## Material shown:
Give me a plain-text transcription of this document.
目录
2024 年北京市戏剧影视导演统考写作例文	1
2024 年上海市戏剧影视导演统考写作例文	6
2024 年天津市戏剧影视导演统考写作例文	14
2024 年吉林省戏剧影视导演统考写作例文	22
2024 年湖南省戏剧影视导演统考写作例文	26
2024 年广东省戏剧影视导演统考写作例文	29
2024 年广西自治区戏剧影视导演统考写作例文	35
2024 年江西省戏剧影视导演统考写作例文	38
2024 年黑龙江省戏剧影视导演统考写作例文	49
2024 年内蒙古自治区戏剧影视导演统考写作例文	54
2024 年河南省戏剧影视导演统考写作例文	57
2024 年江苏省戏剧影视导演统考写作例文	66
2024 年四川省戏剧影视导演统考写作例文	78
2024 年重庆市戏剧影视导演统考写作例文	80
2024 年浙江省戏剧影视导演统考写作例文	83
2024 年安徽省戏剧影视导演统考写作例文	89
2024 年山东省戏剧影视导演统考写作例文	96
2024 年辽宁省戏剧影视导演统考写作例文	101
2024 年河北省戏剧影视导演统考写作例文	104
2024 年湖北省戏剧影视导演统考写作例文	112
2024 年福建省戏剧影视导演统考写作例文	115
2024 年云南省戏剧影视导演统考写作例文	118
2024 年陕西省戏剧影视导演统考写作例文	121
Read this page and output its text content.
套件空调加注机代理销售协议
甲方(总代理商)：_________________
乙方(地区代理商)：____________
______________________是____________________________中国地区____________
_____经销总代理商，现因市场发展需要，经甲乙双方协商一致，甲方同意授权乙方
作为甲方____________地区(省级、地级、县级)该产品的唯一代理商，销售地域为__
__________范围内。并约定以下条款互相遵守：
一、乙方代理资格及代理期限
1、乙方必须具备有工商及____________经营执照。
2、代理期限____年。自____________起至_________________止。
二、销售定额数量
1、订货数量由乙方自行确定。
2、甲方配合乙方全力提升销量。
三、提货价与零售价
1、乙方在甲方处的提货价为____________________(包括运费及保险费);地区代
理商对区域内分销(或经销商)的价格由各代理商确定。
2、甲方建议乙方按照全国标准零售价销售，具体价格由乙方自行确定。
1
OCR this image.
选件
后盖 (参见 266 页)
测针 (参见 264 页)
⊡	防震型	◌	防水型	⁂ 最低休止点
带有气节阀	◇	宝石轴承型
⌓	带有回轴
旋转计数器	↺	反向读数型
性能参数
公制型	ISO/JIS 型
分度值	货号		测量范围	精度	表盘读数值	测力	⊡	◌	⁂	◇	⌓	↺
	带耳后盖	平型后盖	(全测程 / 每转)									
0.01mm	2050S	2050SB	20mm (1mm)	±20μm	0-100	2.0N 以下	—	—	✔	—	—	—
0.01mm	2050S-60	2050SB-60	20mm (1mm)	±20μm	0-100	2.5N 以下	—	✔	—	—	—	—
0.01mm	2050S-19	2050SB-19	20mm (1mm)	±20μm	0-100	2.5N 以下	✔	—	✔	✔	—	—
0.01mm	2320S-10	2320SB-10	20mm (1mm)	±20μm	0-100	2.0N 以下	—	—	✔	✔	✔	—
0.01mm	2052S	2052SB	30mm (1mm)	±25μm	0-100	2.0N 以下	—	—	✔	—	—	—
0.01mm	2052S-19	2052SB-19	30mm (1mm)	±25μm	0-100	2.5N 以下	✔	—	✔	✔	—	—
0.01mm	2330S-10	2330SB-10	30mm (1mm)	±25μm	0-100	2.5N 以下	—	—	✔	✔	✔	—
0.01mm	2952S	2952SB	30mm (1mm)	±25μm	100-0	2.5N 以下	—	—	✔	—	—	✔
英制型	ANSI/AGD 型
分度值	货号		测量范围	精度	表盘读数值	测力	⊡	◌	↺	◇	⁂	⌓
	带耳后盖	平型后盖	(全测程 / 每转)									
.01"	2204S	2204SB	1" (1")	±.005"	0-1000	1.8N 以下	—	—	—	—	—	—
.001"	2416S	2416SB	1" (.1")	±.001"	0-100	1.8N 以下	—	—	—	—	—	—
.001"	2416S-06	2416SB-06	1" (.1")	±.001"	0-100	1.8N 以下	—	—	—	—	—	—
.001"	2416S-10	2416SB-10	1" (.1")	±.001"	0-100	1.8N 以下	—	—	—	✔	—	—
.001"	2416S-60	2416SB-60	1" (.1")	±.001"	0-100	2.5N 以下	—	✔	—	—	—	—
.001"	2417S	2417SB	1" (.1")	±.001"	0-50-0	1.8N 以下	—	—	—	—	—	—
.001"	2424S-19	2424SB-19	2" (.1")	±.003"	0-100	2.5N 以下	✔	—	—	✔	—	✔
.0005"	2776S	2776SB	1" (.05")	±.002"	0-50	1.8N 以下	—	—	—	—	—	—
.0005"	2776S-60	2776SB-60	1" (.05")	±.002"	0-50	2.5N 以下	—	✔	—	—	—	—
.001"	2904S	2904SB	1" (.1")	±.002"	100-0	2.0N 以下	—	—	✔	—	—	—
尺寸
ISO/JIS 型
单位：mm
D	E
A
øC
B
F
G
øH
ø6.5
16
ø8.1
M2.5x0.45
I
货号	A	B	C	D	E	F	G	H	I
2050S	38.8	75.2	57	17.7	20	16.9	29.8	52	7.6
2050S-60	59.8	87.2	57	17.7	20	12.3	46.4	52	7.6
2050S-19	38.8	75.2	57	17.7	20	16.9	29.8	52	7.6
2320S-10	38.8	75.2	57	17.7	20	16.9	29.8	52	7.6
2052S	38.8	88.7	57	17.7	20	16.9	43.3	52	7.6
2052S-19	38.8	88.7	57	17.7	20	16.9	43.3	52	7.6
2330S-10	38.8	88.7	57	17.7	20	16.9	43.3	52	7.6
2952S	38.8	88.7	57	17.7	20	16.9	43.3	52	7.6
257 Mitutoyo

## Exercise:
Tell how many lines hold the string "this", giving the number and nothing else.

## Correct output:
3